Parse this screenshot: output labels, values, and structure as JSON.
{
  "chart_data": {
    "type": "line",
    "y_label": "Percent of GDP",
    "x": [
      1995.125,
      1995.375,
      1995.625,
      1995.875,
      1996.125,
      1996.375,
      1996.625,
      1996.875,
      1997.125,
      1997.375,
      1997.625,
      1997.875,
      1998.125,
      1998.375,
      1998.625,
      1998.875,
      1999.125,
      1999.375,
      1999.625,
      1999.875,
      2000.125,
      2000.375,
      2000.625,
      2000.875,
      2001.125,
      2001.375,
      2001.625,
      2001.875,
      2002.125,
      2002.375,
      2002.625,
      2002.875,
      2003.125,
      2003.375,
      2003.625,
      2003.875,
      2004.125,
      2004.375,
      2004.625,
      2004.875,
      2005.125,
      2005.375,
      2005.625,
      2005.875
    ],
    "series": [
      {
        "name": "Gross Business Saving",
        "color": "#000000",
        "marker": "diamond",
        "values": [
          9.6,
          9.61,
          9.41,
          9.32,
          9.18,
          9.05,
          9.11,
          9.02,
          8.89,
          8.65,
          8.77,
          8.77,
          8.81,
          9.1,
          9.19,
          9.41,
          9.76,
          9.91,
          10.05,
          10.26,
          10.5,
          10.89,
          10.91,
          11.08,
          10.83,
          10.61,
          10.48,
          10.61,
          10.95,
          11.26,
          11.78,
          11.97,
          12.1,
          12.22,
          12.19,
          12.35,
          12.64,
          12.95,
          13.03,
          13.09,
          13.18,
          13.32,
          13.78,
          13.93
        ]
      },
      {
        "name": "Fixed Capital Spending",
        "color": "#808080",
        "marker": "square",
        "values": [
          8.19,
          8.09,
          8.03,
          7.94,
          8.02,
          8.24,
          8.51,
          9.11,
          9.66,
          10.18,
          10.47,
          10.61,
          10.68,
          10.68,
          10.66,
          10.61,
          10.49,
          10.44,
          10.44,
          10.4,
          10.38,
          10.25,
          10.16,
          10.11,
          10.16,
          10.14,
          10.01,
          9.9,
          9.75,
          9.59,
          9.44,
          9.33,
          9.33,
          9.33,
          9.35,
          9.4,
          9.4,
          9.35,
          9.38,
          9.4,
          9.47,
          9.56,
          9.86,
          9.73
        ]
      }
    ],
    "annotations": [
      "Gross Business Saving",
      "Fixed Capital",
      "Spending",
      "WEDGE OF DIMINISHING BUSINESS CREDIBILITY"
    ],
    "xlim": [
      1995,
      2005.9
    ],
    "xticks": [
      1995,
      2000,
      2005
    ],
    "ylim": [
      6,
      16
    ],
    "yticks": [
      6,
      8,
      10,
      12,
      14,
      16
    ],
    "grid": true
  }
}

Given exercise: Using the records above, gather all lines where the string "Fixed" is present.

The result:
        "name": "Fixed Capital Spending",
      "Fixed Capital",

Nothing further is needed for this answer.